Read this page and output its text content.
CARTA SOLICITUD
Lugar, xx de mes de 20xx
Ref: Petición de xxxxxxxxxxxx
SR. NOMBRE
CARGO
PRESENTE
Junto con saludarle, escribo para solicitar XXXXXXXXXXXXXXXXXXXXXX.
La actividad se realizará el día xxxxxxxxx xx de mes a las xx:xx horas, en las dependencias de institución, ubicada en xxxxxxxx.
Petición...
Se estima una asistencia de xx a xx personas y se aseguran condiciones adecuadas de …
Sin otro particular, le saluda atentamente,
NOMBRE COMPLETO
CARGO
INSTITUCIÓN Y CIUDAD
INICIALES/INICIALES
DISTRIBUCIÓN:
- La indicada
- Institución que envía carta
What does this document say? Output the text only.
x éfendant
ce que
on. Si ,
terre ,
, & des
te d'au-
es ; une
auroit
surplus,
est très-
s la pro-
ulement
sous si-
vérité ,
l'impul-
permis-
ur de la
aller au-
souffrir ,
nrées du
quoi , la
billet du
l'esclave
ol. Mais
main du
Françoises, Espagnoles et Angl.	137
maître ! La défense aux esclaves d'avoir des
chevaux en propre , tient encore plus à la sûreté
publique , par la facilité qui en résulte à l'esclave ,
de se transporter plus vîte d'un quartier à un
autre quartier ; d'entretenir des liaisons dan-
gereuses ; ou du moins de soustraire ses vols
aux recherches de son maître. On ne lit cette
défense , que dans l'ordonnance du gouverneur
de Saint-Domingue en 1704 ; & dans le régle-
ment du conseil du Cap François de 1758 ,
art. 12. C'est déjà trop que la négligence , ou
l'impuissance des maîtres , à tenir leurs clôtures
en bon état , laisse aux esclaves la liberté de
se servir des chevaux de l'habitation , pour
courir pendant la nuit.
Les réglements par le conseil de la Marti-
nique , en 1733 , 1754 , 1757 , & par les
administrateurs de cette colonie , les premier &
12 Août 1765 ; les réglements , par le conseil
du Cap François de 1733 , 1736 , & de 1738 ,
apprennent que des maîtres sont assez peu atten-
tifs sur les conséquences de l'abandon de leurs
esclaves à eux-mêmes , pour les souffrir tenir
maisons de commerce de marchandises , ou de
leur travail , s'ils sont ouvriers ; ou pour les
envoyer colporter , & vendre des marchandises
* * * * *
» **WRITTEN PROBLEM**
The records above must be repeated exactly, every one of them.

» **FINISHED TASK**
Read this page and output its text content.
CARTA SOLICITUD
Lugar, xx de mes de 20xx
Ref: Petición de xxxxxxxxxxxx
SR. NOMBRE
CARGO
PRESENTE
Junto con saludarle, escribo para solicitar XXXXXXXXXXXXXXXXXXXXXX.
La actividad se realizará el día xxxxxxxxx xx de mes a las xx:xx horas, en las dependencias de institución, ubicada en xxxxxxxx.
Petición...
Se estima una asistencia de xx a xx personas y se aseguran condiciones adecuadas de …
Sin otro particular, le saluda atentamente,
NOMBRE COMPLETO
CARGO
INSTITUCIÓN Y CIUDAD
INICIALES/INICIALES
DISTRIBUCIÓN:
- La indicada
- Institución que envía carta
What does this document say? Output the text only.
x éfendant
ce que
on. Si ,
terre ,
, & des
te d'au-
es ; une
auroit
surplus,
est très-
s la pro-
ulement
sous si-
vérité ,
l'impul-
permis-
ur de la
aller au-
souffrir ,
nrées du
quoi , la
billet du
l'esclave
ol. Mais
main du
Françoises, Espagnoles et Angl.	137
maître ! La défense aux esclaves d'avoir des
chevaux en propre , tient encore plus à la sûreté
publique , par la facilité qui en résulte à l'esclave ,
de se transporter plus vîte d'un quartier à un
autre quartier ; d'entretenir des liaisons dan-
gereuses ; ou du moins de soustraire ses vols
aux recherches de son maître. On ne lit cette
défense , que dans l'ordonnance du gouverneur
de Saint-Domingue en 1704 ; & dans le régle-
ment du conseil du Cap François de 1758 ,
art. 12. C'est déjà trop que la négligence , ou
l'impuissance des maîtres , à tenir leurs clôtures
en bon état , laisse aux esclaves la liberté de
se servir des chevaux de l'habitation , pour
courir pendant la nuit.
Les réglements par le conseil de la Marti-
nique , en 1733 , 1754 , 1757 , & par les
administrateurs de cette colonie , les premier &
12 Août 1765 ; les réglements , par le conseil
du Cap François de 1733 , 1736 , & de 1738 ,
apprennent que des maîtres sont assez peu atten-
tifs sur les conséquences de l'abandon de leurs
esclaves à eux-mêmes , pour les souffrir tenir
maisons de commerce de marchandises , ou de
leur travail , s'ils sont ouvriers ; ou pour les
envoyer colporter , & vendre des marchandises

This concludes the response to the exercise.